--- begin Raw records ---

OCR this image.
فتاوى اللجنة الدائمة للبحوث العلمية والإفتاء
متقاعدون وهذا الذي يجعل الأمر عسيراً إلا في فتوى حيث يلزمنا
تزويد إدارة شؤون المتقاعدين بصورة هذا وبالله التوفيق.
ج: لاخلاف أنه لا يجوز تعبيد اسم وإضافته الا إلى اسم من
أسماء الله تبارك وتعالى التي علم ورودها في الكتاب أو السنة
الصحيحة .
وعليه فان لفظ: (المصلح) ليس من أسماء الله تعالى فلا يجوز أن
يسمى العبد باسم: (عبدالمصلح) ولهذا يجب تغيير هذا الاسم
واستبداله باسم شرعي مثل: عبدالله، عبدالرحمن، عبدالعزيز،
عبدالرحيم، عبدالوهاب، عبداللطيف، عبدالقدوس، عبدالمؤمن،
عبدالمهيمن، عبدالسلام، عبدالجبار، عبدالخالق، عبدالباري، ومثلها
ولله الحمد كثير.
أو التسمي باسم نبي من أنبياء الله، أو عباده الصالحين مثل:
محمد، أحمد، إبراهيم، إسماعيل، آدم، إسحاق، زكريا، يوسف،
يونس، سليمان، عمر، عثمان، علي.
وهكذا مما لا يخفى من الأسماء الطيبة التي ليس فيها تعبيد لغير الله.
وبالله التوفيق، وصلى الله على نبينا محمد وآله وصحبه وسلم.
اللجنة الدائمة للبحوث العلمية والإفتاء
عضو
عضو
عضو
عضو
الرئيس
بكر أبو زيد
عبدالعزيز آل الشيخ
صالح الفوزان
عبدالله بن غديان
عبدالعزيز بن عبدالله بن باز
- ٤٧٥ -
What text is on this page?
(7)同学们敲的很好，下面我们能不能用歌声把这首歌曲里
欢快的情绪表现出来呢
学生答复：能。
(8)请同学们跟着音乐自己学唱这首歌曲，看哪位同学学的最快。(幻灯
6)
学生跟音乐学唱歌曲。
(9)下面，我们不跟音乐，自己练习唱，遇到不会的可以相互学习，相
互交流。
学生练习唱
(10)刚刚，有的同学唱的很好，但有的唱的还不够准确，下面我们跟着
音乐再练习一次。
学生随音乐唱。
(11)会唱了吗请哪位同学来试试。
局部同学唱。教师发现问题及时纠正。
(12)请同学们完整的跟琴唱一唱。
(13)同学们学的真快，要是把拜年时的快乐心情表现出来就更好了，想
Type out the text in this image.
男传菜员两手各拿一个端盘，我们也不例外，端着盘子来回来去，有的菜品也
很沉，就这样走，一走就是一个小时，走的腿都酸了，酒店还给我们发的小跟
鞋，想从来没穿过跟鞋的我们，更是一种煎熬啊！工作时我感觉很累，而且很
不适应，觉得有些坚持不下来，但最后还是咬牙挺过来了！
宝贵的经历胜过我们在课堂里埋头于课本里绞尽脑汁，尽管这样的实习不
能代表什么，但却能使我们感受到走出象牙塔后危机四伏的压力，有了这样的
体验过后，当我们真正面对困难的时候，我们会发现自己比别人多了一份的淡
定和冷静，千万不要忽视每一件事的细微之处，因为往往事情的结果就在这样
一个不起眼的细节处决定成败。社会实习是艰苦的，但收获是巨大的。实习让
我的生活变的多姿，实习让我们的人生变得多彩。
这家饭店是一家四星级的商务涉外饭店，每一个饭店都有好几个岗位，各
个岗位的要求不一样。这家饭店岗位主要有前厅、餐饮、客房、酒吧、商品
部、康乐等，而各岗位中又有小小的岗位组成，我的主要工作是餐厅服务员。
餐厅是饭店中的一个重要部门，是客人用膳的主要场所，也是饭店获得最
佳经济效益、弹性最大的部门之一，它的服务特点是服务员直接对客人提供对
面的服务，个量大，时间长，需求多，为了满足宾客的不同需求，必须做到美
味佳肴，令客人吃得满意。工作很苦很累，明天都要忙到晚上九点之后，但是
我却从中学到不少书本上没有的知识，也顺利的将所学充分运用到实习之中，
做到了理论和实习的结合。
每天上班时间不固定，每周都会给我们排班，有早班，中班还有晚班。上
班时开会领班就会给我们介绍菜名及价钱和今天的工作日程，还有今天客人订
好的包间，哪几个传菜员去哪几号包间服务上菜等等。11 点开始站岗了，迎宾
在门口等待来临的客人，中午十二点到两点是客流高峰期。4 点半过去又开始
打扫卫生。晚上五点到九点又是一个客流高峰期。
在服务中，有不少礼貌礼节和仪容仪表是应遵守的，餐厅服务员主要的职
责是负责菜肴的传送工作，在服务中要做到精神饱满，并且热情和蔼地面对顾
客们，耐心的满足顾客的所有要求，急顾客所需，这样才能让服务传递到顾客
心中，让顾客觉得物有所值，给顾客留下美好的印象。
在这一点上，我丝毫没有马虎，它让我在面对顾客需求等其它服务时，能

--- end Raw records ---

* [What you are asked to do]
The entries above should be repeated exactly, every one of them.

* [Written response]
OCR this image.
فتاوى اللجنة الدائمة للبحوث العلمية والإفتاء
متقاعدون وهذا الذي يجعل الأمر عسيراً إلا في فتوى حيث يلزمنا
تزويد إدارة شؤون المتقاعدين بصورة هذا وبالله التوفيق.
ج: لاخلاف أنه لا يجوز تعبيد اسم وإضافته الا إلى اسم من
أسماء الله تبارك وتعالى التي علم ورودها في الكتاب أو السنة
الصحيحة .
وعليه فان لفظ: (المصلح) ليس من أسماء الله تعالى فلا يجوز أن
يسمى العبد باسم: (عبدالمصلح) ولهذا يجب تغيير هذا الاسم
واستبداله باسم شرعي مثل: عبدالله، عبدالرحمن، عبدالعزيز،
عبدالرحيم، عبدالوهاب، عبداللطيف، عبدالقدوس، عبدالمؤمن،
عبدالمهيمن، عبدالسلام، عبدالجبار، عبدالخالق، عبدالباري، ومثلها
ولله الحمد كثير.
أو التسمي باسم نبي من أنبياء الله، أو عباده الصالحين مثل:
محمد، أحمد، إبراهيم، إسماعيل، آدم، إسحاق، زكريا، يوسف،
يونس، سليمان، عمر، عثمان، علي.
وهكذا مما لا يخفى من الأسماء الطيبة التي ليس فيها تعبيد لغير الله.
وبالله التوفيق، وصلى الله على نبينا محمد وآله وصحبه وسلم.
اللجنة الدائمة للبحوث العلمية والإفتاء
عضو
عضو
عضو
عضو
الرئيس
بكر أبو زيد
عبدالعزيز آل الشيخ
صالح الفوزان
عبدالله بن غديان
عبدالعزيز بن عبدالله بن باز
- ٤٧٥ -
What text is on this page?
(7)同学们敲的很好，下面我们能不能用歌声把这首歌曲里
欢快的情绪表现出来呢
学生答复：能。
(8)请同学们跟着音乐自己学唱这首歌曲，看哪位同学学的最快。(幻灯
6)
学生跟音乐学唱歌曲。
(9)下面，我们不跟音乐，自己练习唱，遇到不会的可以相互学习，相
互交流。
学生练习唱
(10)刚刚，有的同学唱的很好，但有的唱的还不够准确，下面我们跟着
音乐再练习一次。
学生随音乐唱。
(11)会唱了吗请哪位同学来试试。
局部同学唱。教师发现问题及时纠正。
(12)请同学们完整的跟琴唱一唱。
(13)同学们学的真快，要是把拜年时的快乐心情表现出来就更好了，想
Type out the text in this image.
男传菜员两手各拿一个端盘，我们也不例外，端着盘子来回来去，有的菜品也
很沉，就这样走，一走就是一个小时，走的腿都酸了，酒店还给我们发的小跟
鞋，想从来没穿过跟鞋的我们，更是一种煎熬啊！工作时我感觉很累，而且很
不适应，觉得有些坚持不下来，但最后还是咬牙挺过来了！
宝贵的经历胜过我们在课堂里埋头于课本里绞尽脑汁，尽管这样的实习不
能代表什么，但却能使我们感受到走出象牙塔后危机四伏的压力，有了这样的
体验过后，当我们真正面对困难的时候，我们会发现自己比别人多了一份的淡
定和冷静，千万不要忽视每一件事的细微之处，因为往往事情的结果就在这样
一个不起眼的细节处决定成败。社会实习是艰苦的，但收获是巨大的。实习让
我的生活变的多姿，实习让我们的人生变得多彩。
这家饭店是一家四星级的商务涉外饭店，每一个饭店都有好几个岗位，各
个岗位的要求不一样。这家饭店岗位主要有前厅、餐饮、客房、酒吧、商品
部、康乐等，而各岗位中又有小小的岗位组成，我的主要工作是餐厅服务员。
餐厅是饭店中的一个重要部门，是客人用膳的主要场所，也是饭店获得最
佳经济效益、弹性最大的部门之一，它的服务特点是服务员直接对客人提供对
面的服务，个量大，时间长，需求多，为了满足宾客的不同需求，必须做到美
味佳肴，令客人吃得满意。工作很苦很累，明天都要忙到晚上九点之后，但是
我却从中学到不少书本上没有的知识，也顺利的将所学充分运用到实习之中，
做到了理论和实习的结合。
每天上班时间不固定，每周都会给我们排班，有早班，中班还有晚班。上
班时开会领班就会给我们介绍菜名及价钱和今天的工作日程，还有今天客人订
好的包间，哪几个传菜员去哪几号包间服务上菜等等。11 点开始站岗了，迎宾
在门口等待来临的客人，中午十二点到两点是客流高峰期。4 点半过去又开始
打扫卫生。晚上五点到九点又是一个客流高峰期。
在服务中，有不少礼貌礼节和仪容仪表是应遵守的，餐厅服务员主要的职
责是负责菜肴的传送工作，在服务中要做到精神饱满，并且热情和蔼地面对顾
客们，耐心的满足顾客的所有要求，急顾客所需，这样才能让服务传递到顾客
心中，让顾客觉得物有所值，给顾客留下美好的印象。
在这一点上，我丝毫没有马虎，它让我在面对顾客需求等其它服务时，能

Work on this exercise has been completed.